Count lines holding the string "ylabel" in the data that follows. Reply with one number only.

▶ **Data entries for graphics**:
┏━━
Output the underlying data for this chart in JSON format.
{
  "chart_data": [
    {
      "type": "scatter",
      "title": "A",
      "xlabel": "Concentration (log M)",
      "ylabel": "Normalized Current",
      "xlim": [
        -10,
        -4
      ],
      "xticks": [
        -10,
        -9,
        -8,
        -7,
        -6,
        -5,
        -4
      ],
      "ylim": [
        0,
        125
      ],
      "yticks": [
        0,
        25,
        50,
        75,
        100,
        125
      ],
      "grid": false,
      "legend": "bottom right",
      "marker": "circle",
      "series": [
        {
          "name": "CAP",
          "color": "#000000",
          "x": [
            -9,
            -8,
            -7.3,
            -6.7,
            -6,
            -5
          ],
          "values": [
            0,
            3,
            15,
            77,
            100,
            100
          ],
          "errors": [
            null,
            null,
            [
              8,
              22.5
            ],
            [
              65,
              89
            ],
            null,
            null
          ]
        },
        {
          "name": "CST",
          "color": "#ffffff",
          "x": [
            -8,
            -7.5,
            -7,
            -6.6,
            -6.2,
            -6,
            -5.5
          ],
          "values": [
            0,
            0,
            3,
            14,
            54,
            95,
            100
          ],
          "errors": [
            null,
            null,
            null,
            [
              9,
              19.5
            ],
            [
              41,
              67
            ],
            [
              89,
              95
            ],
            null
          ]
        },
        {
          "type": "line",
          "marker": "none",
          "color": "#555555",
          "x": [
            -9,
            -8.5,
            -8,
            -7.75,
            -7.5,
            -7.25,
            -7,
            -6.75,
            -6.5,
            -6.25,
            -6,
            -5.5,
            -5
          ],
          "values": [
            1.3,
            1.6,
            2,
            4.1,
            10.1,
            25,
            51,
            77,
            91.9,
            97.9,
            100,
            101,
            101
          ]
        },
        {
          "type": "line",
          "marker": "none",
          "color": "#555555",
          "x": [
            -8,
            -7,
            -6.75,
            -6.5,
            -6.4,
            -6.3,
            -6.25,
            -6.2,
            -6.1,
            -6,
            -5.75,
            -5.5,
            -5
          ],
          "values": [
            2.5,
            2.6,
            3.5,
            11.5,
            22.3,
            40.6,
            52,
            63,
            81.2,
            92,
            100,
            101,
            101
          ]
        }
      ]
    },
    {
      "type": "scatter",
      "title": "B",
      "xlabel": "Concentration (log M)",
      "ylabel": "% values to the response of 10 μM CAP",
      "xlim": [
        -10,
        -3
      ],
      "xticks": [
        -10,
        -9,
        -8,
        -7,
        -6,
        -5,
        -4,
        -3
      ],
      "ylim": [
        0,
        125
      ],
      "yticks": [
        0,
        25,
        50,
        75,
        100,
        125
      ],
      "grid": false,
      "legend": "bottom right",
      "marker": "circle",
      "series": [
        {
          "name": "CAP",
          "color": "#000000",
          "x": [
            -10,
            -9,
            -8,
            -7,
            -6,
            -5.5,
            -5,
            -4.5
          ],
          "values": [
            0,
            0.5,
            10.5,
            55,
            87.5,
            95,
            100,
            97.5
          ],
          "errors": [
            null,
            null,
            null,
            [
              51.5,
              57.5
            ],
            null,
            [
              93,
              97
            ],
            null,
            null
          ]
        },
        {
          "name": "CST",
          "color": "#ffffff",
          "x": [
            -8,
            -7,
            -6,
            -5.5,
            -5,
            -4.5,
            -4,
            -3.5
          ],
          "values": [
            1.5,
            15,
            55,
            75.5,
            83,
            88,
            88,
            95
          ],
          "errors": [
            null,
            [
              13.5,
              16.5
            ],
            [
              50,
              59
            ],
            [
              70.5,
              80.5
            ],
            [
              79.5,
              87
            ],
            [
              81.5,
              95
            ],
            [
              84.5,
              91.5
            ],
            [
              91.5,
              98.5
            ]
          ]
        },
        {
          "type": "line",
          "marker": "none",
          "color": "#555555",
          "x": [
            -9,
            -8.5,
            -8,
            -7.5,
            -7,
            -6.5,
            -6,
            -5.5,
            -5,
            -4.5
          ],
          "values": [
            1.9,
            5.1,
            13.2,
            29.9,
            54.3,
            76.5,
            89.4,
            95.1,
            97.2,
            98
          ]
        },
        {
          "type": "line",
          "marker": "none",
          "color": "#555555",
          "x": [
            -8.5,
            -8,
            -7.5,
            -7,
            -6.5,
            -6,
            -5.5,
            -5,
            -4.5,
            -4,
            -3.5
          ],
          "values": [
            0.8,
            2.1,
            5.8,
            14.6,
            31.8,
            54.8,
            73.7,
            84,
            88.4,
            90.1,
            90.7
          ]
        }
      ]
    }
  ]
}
┗━━
▶ **EXERCISE RESULT**: 2